# [Written exercise]
Find every line of the listing below where "築年数別中古戸建て価格" appears, and copy it.

____ Listing

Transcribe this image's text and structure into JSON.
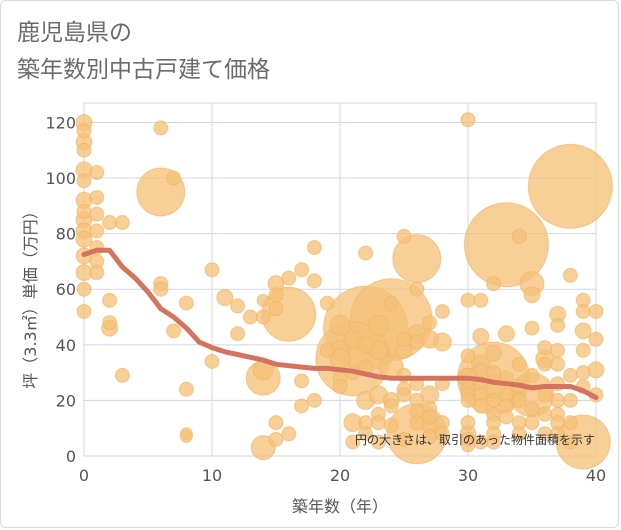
{
  "title_lines": [
    "鹿児島県の",
    "築年数別中古戸建て価格"
  ],
  "chart_data": {
    "type": "scatter",
    "title": "鹿児島県の 築年数別中古戸建て価格",
    "xlabel": "築年数（年）",
    "ylabel": "坪（3.3㎡）単価（万円）",
    "xlim": [
      0,
      40
    ],
    "ylim": [
      0,
      127
    ],
    "xticks": [
      0,
      10,
      20,
      30,
      40
    ],
    "yticks": [
      0,
      20,
      40,
      60,
      80,
      100,
      120
    ],
    "grid": true,
    "annotation": "円の大きさは、取引のあった物件面積を示す",
    "colors": {
      "bubble": "#f5c27a",
      "bubble_stroke": "#f0b35c",
      "trend": "#d4735e",
      "grid": "#cfd8e0"
    },
    "series": [
      {
        "kind": "bubbles",
        "points": [
          {
            "x": 0,
            "y": 120,
            "s": 8
          },
          {
            "x": 0,
            "y": 117,
            "s": 7
          },
          {
            "x": 0,
            "y": 113,
            "s": 8
          },
          {
            "x": 0,
            "y": 110,
            "s": 7
          },
          {
            "x": 0,
            "y": 103,
            "s": 8
          },
          {
            "x": 0,
            "y": 99,
            "s": 7
          },
          {
            "x": 0,
            "y": 92,
            "s": 8
          },
          {
            "x": 0,
            "y": 88,
            "s": 7
          },
          {
            "x": 0,
            "y": 85,
            "s": 8
          },
          {
            "x": 0,
            "y": 81,
            "s": 8
          },
          {
            "x": 0,
            "y": 78,
            "s": 8
          },
          {
            "x": 0,
            "y": 72,
            "s": 8
          },
          {
            "x": 0,
            "y": 66,
            "s": 8
          },
          {
            "x": 0,
            "y": 60,
            "s": 7
          },
          {
            "x": 0,
            "y": 52,
            "s": 7
          },
          {
            "x": 1,
            "y": 102,
            "s": 7
          },
          {
            "x": 1,
            "y": 93,
            "s": 7
          },
          {
            "x": 1,
            "y": 87,
            "s": 7
          },
          {
            "x": 1,
            "y": 81,
            "s": 7
          },
          {
            "x": 1,
            "y": 75,
            "s": 7
          },
          {
            "x": 1,
            "y": 70,
            "s": 7
          },
          {
            "x": 1,
            "y": 66,
            "s": 7
          },
          {
            "x": 2,
            "y": 84,
            "s": 7
          },
          {
            "x": 2,
            "y": 56,
            "s": 7
          },
          {
            "x": 2,
            "y": 48,
            "s": 7
          },
          {
            "x": 2,
            "y": 46,
            "s": 8
          },
          {
            "x": 3,
            "y": 84,
            "s": 7
          },
          {
            "x": 3,
            "y": 29,
            "s": 7
          },
          {
            "x": 6,
            "y": 118,
            "s": 7
          },
          {
            "x": 6,
            "y": 95,
            "s": 24
          },
          {
            "x": 6,
            "y": 62,
            "s": 7
          },
          {
            "x": 6,
            "y": 60,
            "s": 7
          },
          {
            "x": 7,
            "y": 100,
            "s": 7
          },
          {
            "x": 7,
            "y": 45,
            "s": 7
          },
          {
            "x": 8,
            "y": 55,
            "s": 7
          },
          {
            "x": 8,
            "y": 24,
            "s": 7
          },
          {
            "x": 8,
            "y": 8,
            "s": 6
          },
          {
            "x": 8,
            "y": 7,
            "s": 6
          },
          {
            "x": 10,
            "y": 67,
            "s": 7
          },
          {
            "x": 10,
            "y": 34,
            "s": 7
          },
          {
            "x": 11,
            "y": 57,
            "s": 8
          },
          {
            "x": 12,
            "y": 54,
            "s": 7
          },
          {
            "x": 12,
            "y": 44,
            "s": 7
          },
          {
            "x": 13,
            "y": 50,
            "s": 7
          },
          {
            "x": 14,
            "y": 56,
            "s": 6
          },
          {
            "x": 14,
            "y": 50,
            "s": 7
          },
          {
            "x": 14,
            "y": 31,
            "s": 10
          },
          {
            "x": 14,
            "y": 28,
            "s": 17
          },
          {
            "x": 14,
            "y": 3,
            "s": 12
          },
          {
            "x": 15,
            "y": 62,
            "s": 8
          },
          {
            "x": 15,
            "y": 58,
            "s": 7
          },
          {
            "x": 15,
            "y": 53,
            "s": 7
          },
          {
            "x": 15,
            "y": 12,
            "s": 7
          },
          {
            "x": 15,
            "y": 6,
            "s": 7
          },
          {
            "x": 16,
            "y": 64,
            "s": 7
          },
          {
            "x": 16,
            "y": 51,
            "s": 27
          },
          {
            "x": 16,
            "y": 8,
            "s": 7
          },
          {
            "x": 17,
            "y": 67,
            "s": 7
          },
          {
            "x": 17,
            "y": 27,
            "s": 7
          },
          {
            "x": 17,
            "y": 18,
            "s": 7
          },
          {
            "x": 18,
            "y": 75,
            "s": 7
          },
          {
            "x": 18,
            "y": 63,
            "s": 7
          },
          {
            "x": 18,
            "y": 20,
            "s": 7
          },
          {
            "x": 19,
            "y": 55,
            "s": 7
          },
          {
            "x": 19,
            "y": 38,
            "s": 7
          },
          {
            "x": 20,
            "y": 47,
            "s": 10
          },
          {
            "x": 20,
            "y": 38,
            "s": 10
          },
          {
            "x": 20,
            "y": 35,
            "s": 10
          },
          {
            "x": 20,
            "y": 28,
            "s": 7
          },
          {
            "x": 20,
            "y": 25,
            "s": 7
          },
          {
            "x": 21,
            "y": 42,
            "s": 9
          },
          {
            "x": 21,
            "y": 35,
            "s": 37
          },
          {
            "x": 21,
            "y": 30,
            "s": 7
          },
          {
            "x": 21,
            "y": 12,
            "s": 9
          },
          {
            "x": 21,
            "y": 5,
            "s": 7
          },
          {
            "x": 22,
            "y": 73,
            "s": 7
          },
          {
            "x": 22,
            "y": 46,
            "s": 42
          },
          {
            "x": 22,
            "y": 40,
            "s": 8
          },
          {
            "x": 22,
            "y": 32,
            "s": 7
          },
          {
            "x": 22,
            "y": 20,
            "s": 9
          },
          {
            "x": 22,
            "y": 12,
            "s": 7
          },
          {
            "x": 22,
            "y": 8,
            "s": 7
          },
          {
            "x": 23,
            "y": 47,
            "s": 10
          },
          {
            "x": 23,
            "y": 38,
            "s": 9
          },
          {
            "x": 23,
            "y": 22,
            "s": 9
          },
          {
            "x": 23,
            "y": 15,
            "s": 7
          },
          {
            "x": 23,
            "y": 12,
            "s": 7
          },
          {
            "x": 23,
            "y": 5,
            "s": 7
          },
          {
            "x": 24,
            "y": 55,
            "s": 7
          },
          {
            "x": 24,
            "y": 49,
            "s": 41
          },
          {
            "x": 24,
            "y": 32,
            "s": 12
          },
          {
            "x": 24,
            "y": 20,
            "s": 8
          },
          {
            "x": 24,
            "y": 18,
            "s": 7
          },
          {
            "x": 24,
            "y": 11,
            "s": 7
          },
          {
            "x": 25,
            "y": 79,
            "s": 7
          },
          {
            "x": 25,
            "y": 42,
            "s": 7
          },
          {
            "x": 25,
            "y": 38,
            "s": 8
          },
          {
            "x": 25,
            "y": 29,
            "s": 7
          },
          {
            "x": 25,
            "y": 24,
            "s": 7
          },
          {
            "x": 25,
            "y": 22,
            "s": 7
          },
          {
            "x": 25,
            "y": 6,
            "s": 7
          },
          {
            "x": 26,
            "y": 71,
            "s": 24
          },
          {
            "x": 26,
            "y": 60,
            "s": 7
          },
          {
            "x": 26,
            "y": 44,
            "s": 9
          },
          {
            "x": 26,
            "y": 41,
            "s": 7
          },
          {
            "x": 26,
            "y": 26,
            "s": 7
          },
          {
            "x": 26,
            "y": 20,
            "s": 7
          },
          {
            "x": 26,
            "y": 16,
            "s": 7
          },
          {
            "x": 26,
            "y": 12,
            "s": 7
          },
          {
            "x": 26,
            "y": 8,
            "s": 30
          },
          {
            "x": 27,
            "y": 48,
            "s": 7
          },
          {
            "x": 27,
            "y": 42,
            "s": 9
          },
          {
            "x": 27,
            "y": 22,
            "s": 9
          },
          {
            "x": 27,
            "y": 17,
            "s": 7
          },
          {
            "x": 27,
            "y": 14,
            "s": 7
          },
          {
            "x": 27,
            "y": 11,
            "s": 8
          },
          {
            "x": 27,
            "y": 7,
            "s": 7
          },
          {
            "x": 28,
            "y": 52,
            "s": 7
          },
          {
            "x": 28,
            "y": 41,
            "s": 9
          },
          {
            "x": 28,
            "y": 26,
            "s": 7
          },
          {
            "x": 28,
            "y": 12,
            "s": 7
          },
          {
            "x": 28,
            "y": 8,
            "s": 7
          },
          {
            "x": 30,
            "y": 121,
            "s": 7
          },
          {
            "x": 30,
            "y": 56,
            "s": 7
          },
          {
            "x": 30,
            "y": 36,
            "s": 7
          },
          {
            "x": 30,
            "y": 29,
            "s": 7
          },
          {
            "x": 30,
            "y": 28,
            "s": 10
          },
          {
            "x": 30,
            "y": 25,
            "s": 7
          },
          {
            "x": 30,
            "y": 24,
            "s": 7
          },
          {
            "x": 30,
            "y": 22,
            "s": 7
          },
          {
            "x": 30,
            "y": 20,
            "s": 7
          },
          {
            "x": 30,
            "y": 12,
            "s": 7
          },
          {
            "x": 30,
            "y": 8,
            "s": 8
          },
          {
            "x": 30,
            "y": 6,
            "s": 7
          },
          {
            "x": 30,
            "y": 4,
            "s": 7
          },
          {
            "x": 31,
            "y": 56,
            "s": 7
          },
          {
            "x": 31,
            "y": 43,
            "s": 8
          },
          {
            "x": 31,
            "y": 33,
            "s": 9
          },
          {
            "x": 31,
            "y": 31,
            "s": 7
          },
          {
            "x": 31,
            "y": 26,
            "s": 7
          },
          {
            "x": 31,
            "y": 22,
            "s": 7
          },
          {
            "x": 31,
            "y": 18,
            "s": 7
          },
          {
            "x": 31,
            "y": 5,
            "s": 7
          },
          {
            "x": 32,
            "y": 62,
            "s": 7
          },
          {
            "x": 32,
            "y": 37,
            "s": 8
          },
          {
            "x": 32,
            "y": 30,
            "s": 7
          },
          {
            "x": 32,
            "y": 28,
            "s": 36
          },
          {
            "x": 32,
            "y": 25,
            "s": 12
          },
          {
            "x": 32,
            "y": 20,
            "s": 7
          },
          {
            "x": 32,
            "y": 15,
            "s": 7
          },
          {
            "x": 32,
            "y": 12,
            "s": 7
          },
          {
            "x": 32,
            "y": 8,
            "s": 7
          },
          {
            "x": 32,
            "y": 5,
            "s": 7
          },
          {
            "x": 33,
            "y": 76,
            "s": 42
          },
          {
            "x": 33,
            "y": 44,
            "s": 8
          },
          {
            "x": 33,
            "y": 28,
            "s": 7
          },
          {
            "x": 33,
            "y": 22,
            "s": 7
          },
          {
            "x": 33,
            "y": 18,
            "s": 7
          },
          {
            "x": 33,
            "y": 14,
            "s": 7
          },
          {
            "x": 34,
            "y": 79,
            "s": 7
          },
          {
            "x": 34,
            "y": 33,
            "s": 7
          },
          {
            "x": 34,
            "y": 25,
            "s": 7
          },
          {
            "x": 34,
            "y": 20,
            "s": 7
          },
          {
            "x": 34,
            "y": 12,
            "s": 7
          },
          {
            "x": 34,
            "y": 8,
            "s": 7
          },
          {
            "x": 35,
            "y": 62,
            "s": 12
          },
          {
            "x": 35,
            "y": 58,
            "s": 8
          },
          {
            "x": 35,
            "y": 46,
            "s": 7
          },
          {
            "x": 35,
            "y": 29,
            "s": 7
          },
          {
            "x": 35,
            "y": 22,
            "s": 22
          },
          {
            "x": 35,
            "y": 17,
            "s": 7
          },
          {
            "x": 35,
            "y": 12,
            "s": 7
          },
          {
            "x": 36,
            "y": 39,
            "s": 7
          },
          {
            "x": 36,
            "y": 35,
            "s": 9
          },
          {
            "x": 36,
            "y": 33,
            "s": 7
          },
          {
            "x": 36,
            "y": 22,
            "s": 7
          },
          {
            "x": 36,
            "y": 15,
            "s": 7
          },
          {
            "x": 36,
            "y": 8,
            "s": 7
          },
          {
            "x": 37,
            "y": 51,
            "s": 8
          },
          {
            "x": 37,
            "y": 47,
            "s": 7
          },
          {
            "x": 37,
            "y": 38,
            "s": 7
          },
          {
            "x": 37,
            "y": 33,
            "s": 7
          },
          {
            "x": 37,
            "y": 26,
            "s": 7
          },
          {
            "x": 37,
            "y": 20,
            "s": 7
          },
          {
            "x": 37,
            "y": 15,
            "s": 7
          },
          {
            "x": 37,
            "y": 12,
            "s": 7
          },
          {
            "x": 37,
            "y": 8,
            "s": 7
          },
          {
            "x": 38,
            "y": 97,
            "s": 42
          },
          {
            "x": 38,
            "y": 65,
            "s": 7
          },
          {
            "x": 38,
            "y": 29,
            "s": 7
          },
          {
            "x": 38,
            "y": 20,
            "s": 7
          },
          {
            "x": 38,
            "y": 12,
            "s": 7
          },
          {
            "x": 38,
            "y": 5,
            "s": 7
          },
          {
            "x": 39,
            "y": 56,
            "s": 7
          },
          {
            "x": 39,
            "y": 52,
            "s": 7
          },
          {
            "x": 39,
            "y": 45,
            "s": 8
          },
          {
            "x": 39,
            "y": 38,
            "s": 7
          },
          {
            "x": 39,
            "y": 30,
            "s": 7
          },
          {
            "x": 39,
            "y": 25,
            "s": 7
          },
          {
            "x": 39,
            "y": 5,
            "s": 27
          },
          {
            "x": 40,
            "y": 52,
            "s": 7
          },
          {
            "x": 40,
            "y": 42,
            "s": 7
          },
          {
            "x": 40,
            "y": 31,
            "s": 8
          },
          {
            "x": 40,
            "y": 22,
            "s": 7
          }
        ]
      },
      {
        "kind": "trend",
        "x": [
          0,
          1,
          2,
          3,
          4,
          5,
          6,
          7,
          8,
          9,
          10,
          11,
          12,
          13,
          14,
          15,
          16,
          17,
          18,
          19,
          20,
          21,
          22,
          23,
          24,
          25,
          26,
          27,
          28,
          29,
          30,
          31,
          32,
          33,
          34,
          35,
          36,
          37,
          38,
          39,
          40
        ],
        "y": [
          72.5,
          74,
          74,
          68,
          64,
          59,
          53,
          50,
          46,
          41,
          39,
          37.5,
          36.5,
          35.5,
          34.5,
          33,
          32.5,
          32,
          31.5,
          31.5,
          31,
          30.5,
          29.5,
          28.5,
          28,
          28,
          28,
          28,
          28,
          28,
          28,
          27.5,
          26.5,
          26,
          25.5,
          24.5,
          25,
          25,
          25,
          23.5,
          21
        ]
      }
    ]
  }
}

________

# [Final result]
    "築年数別中古戸建て価格"
    "title": "鹿児島県の 築年数別中古戸建て価格",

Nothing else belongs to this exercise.